The series fully engages in a romanticization of a very real, very tragic epidemic, and also omits a crucial component of the nature of suicide: mental illness. Studies have shown that 90% of individuals who kill themselves suffer from mental illness, and while the show briefly depicts Hannah visiting a counselor to discuss her sexual assault, it almost never discusses mental health issues. Depression, post-traumatic stress disorder, anxiety, and tendencies to self harm are all experienced by Hannah in the aftermath of her assault and by several other characters on the show, but there’s hardly ever a moment where the show effectively characterizes both the struggle and the notion that recovery is entirely possible by seeking professional help, or even by consulting a trusted adult. 13 Reasons Why only confirms the fears of impressionable youth that there is no way out but death, and that adults will merely trivialize your issues and misunderstand your struggles. This is a catastrophic implication; if teens think that there’s no help available to them, how are they ever going to believe that things can get better for them?

To top things off, the series ends with what is a particularly heinous suicide tutorial. It cannot be referred to as a depiction or a powerful scene, because Hannah’s suicide is an unnecessarily graphic, bloody spectacle that is utilized for shock value. We spend thirteen episodes attempting to navigate the hellscape that was young Hannah’s high school days, and the series salaciously concludes with a gratuitous, sensationalized how-to for ending one’s life. This is not progressive or compelling. It’s needless and pernicious, and it puts the most susceptible members of its audience at risk. It doesn’t matter if there’s a “trigger warning” issued at the beginning of the most harmful episodes. The content is still there, and it’s still (unfortunately) influential, and in the end, any redeeming aspect of the story is undermined by this reckless showcase.

•••••

• Parts of the exercise:
[1] In the critique of 13 Reasons Why, what share of individuals who kill themselves is said to suffer from mental illness?
[2] Carry on the critique of 13 Reasons Why past its final sentence.

• Recorded information:
•••••

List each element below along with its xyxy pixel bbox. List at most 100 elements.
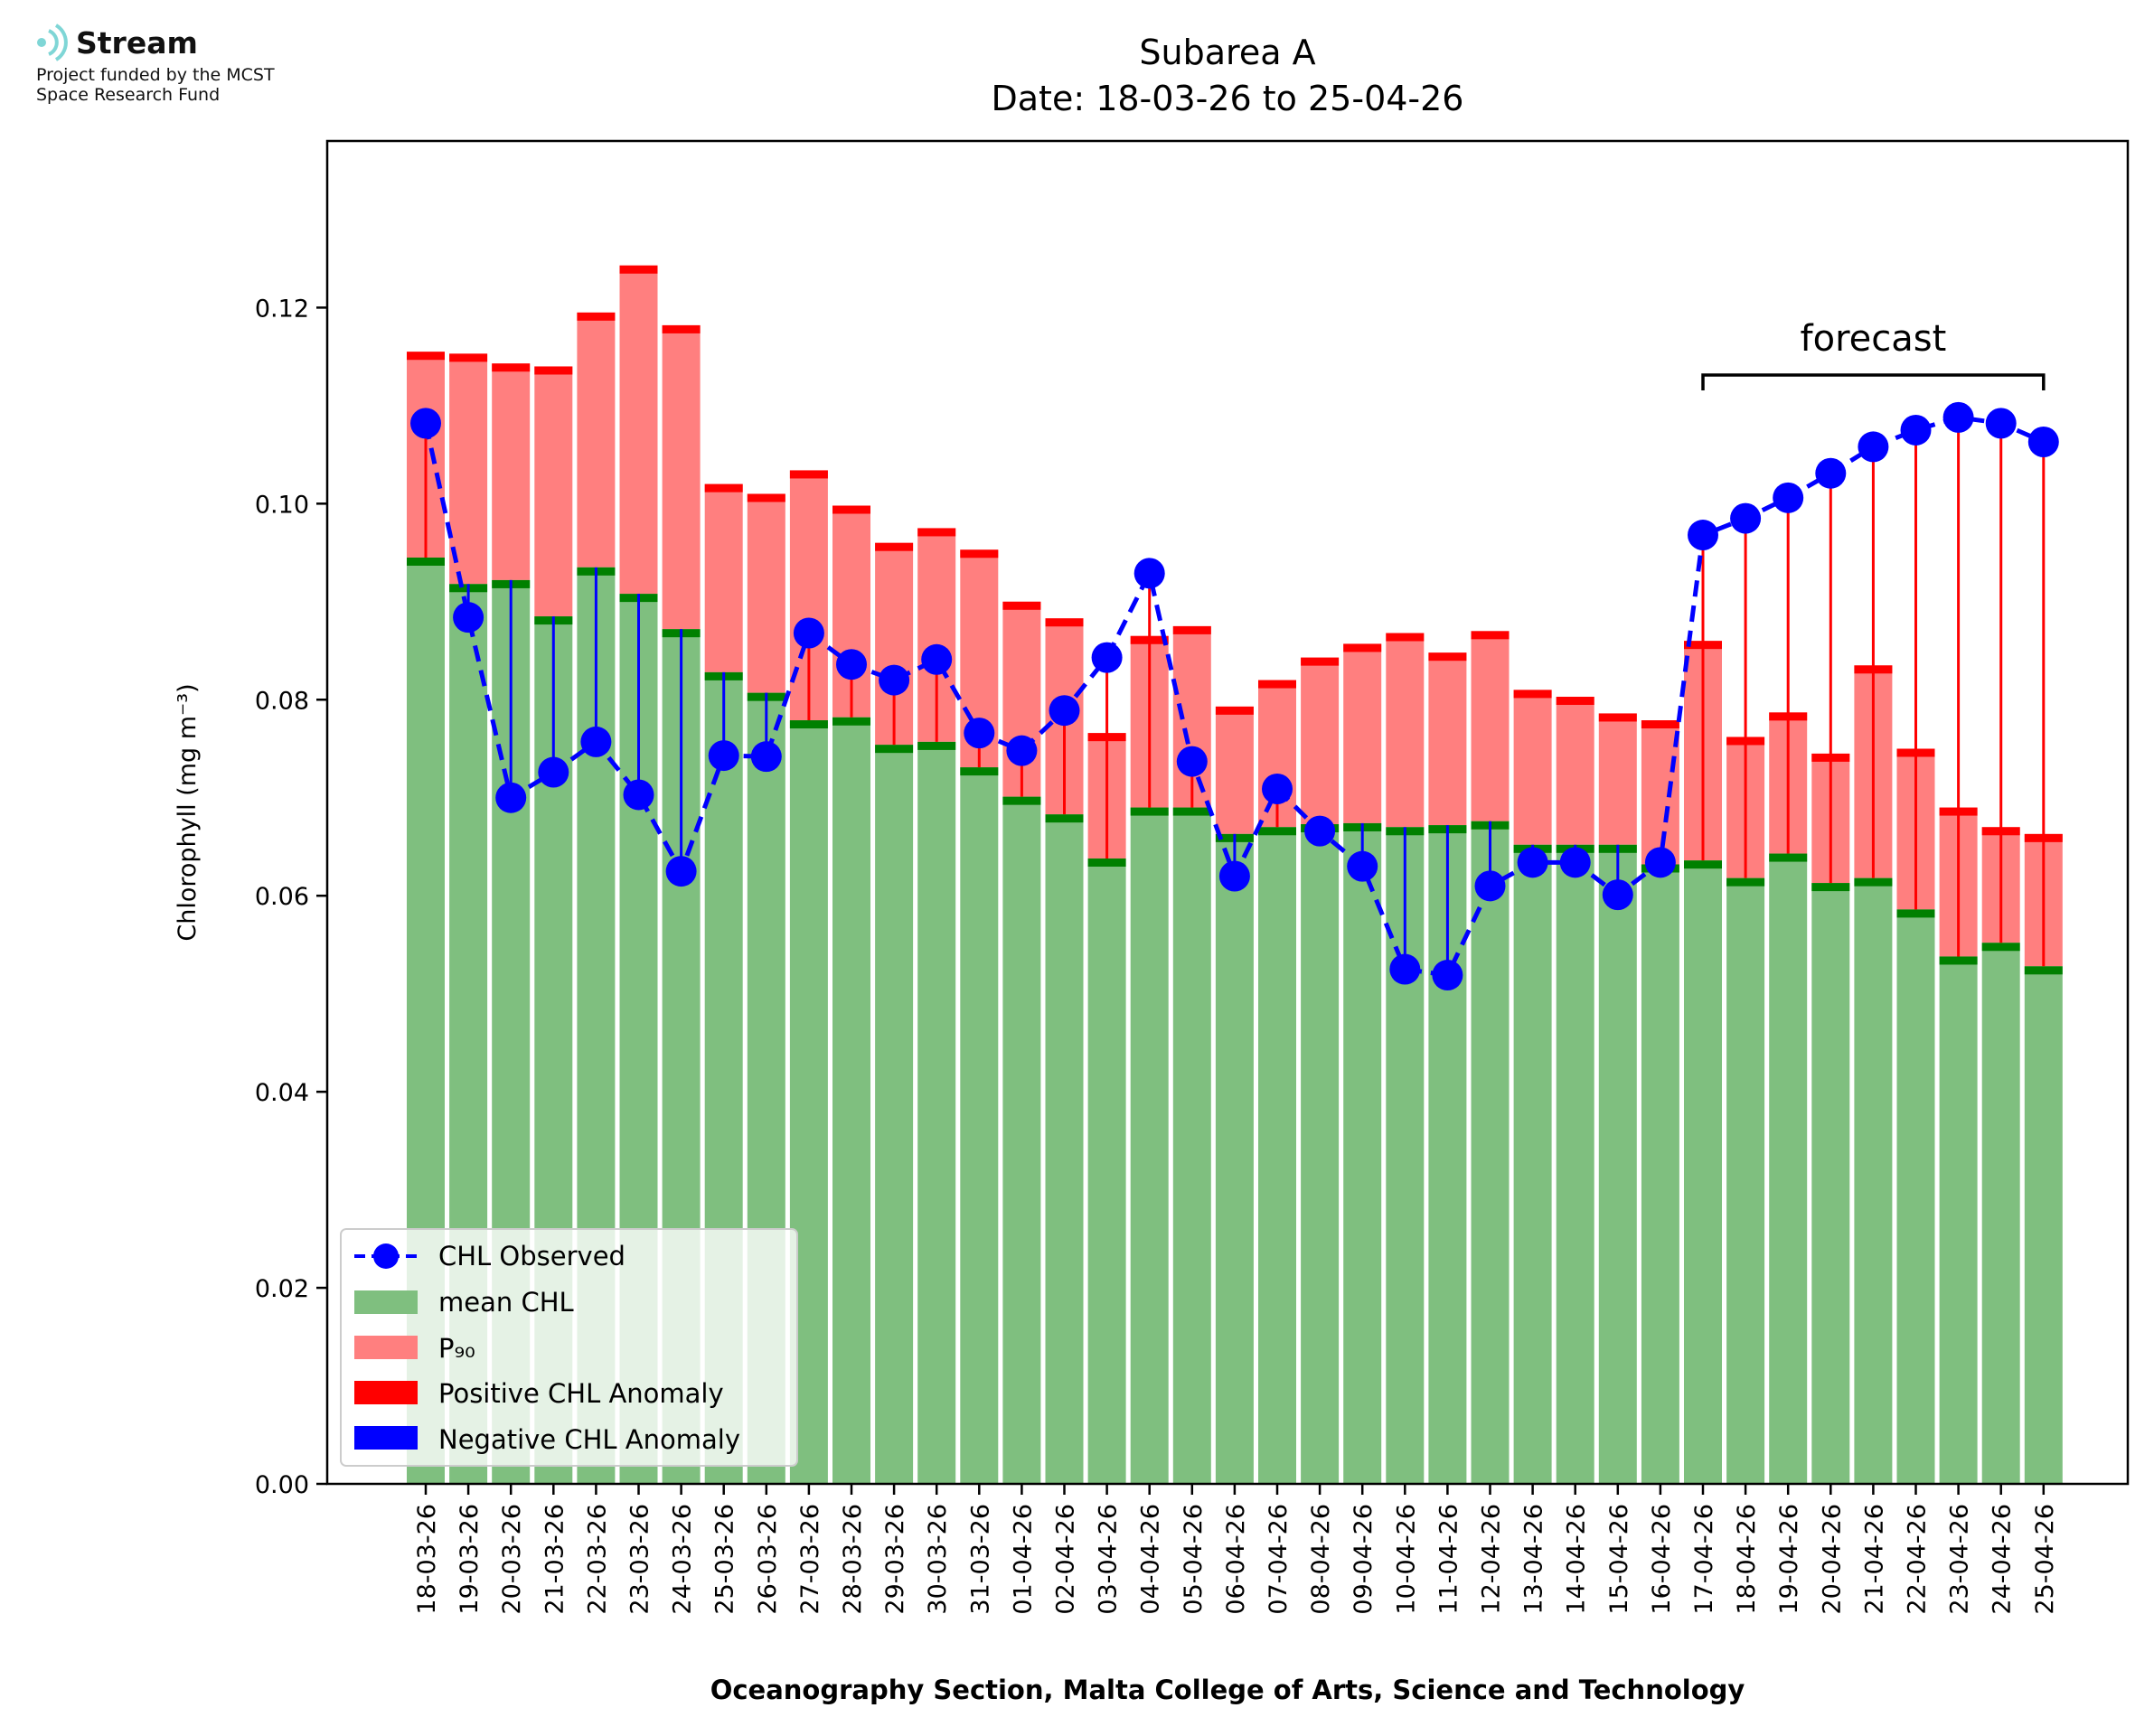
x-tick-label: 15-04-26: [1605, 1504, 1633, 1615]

•••••

• Answers for the tasks:
[1] 90%

[2]
13 Reasons Why may certainly open up doors to discuss these heavy, important issues, but its message, and subsequent effect on the most vulnerable members of its target audience, is not a safe one. While the series was initially lauded as “daring” and “important” for bringing this subject matter to the forefront, mental health organizations around the world have now issued warnings about the show’s implications and its vexing misrepresentation of suicide and mental health issues. Conversations about suicide are tough enough as it is – the last thing we need is a television series that presents it as a romantic exit strategy.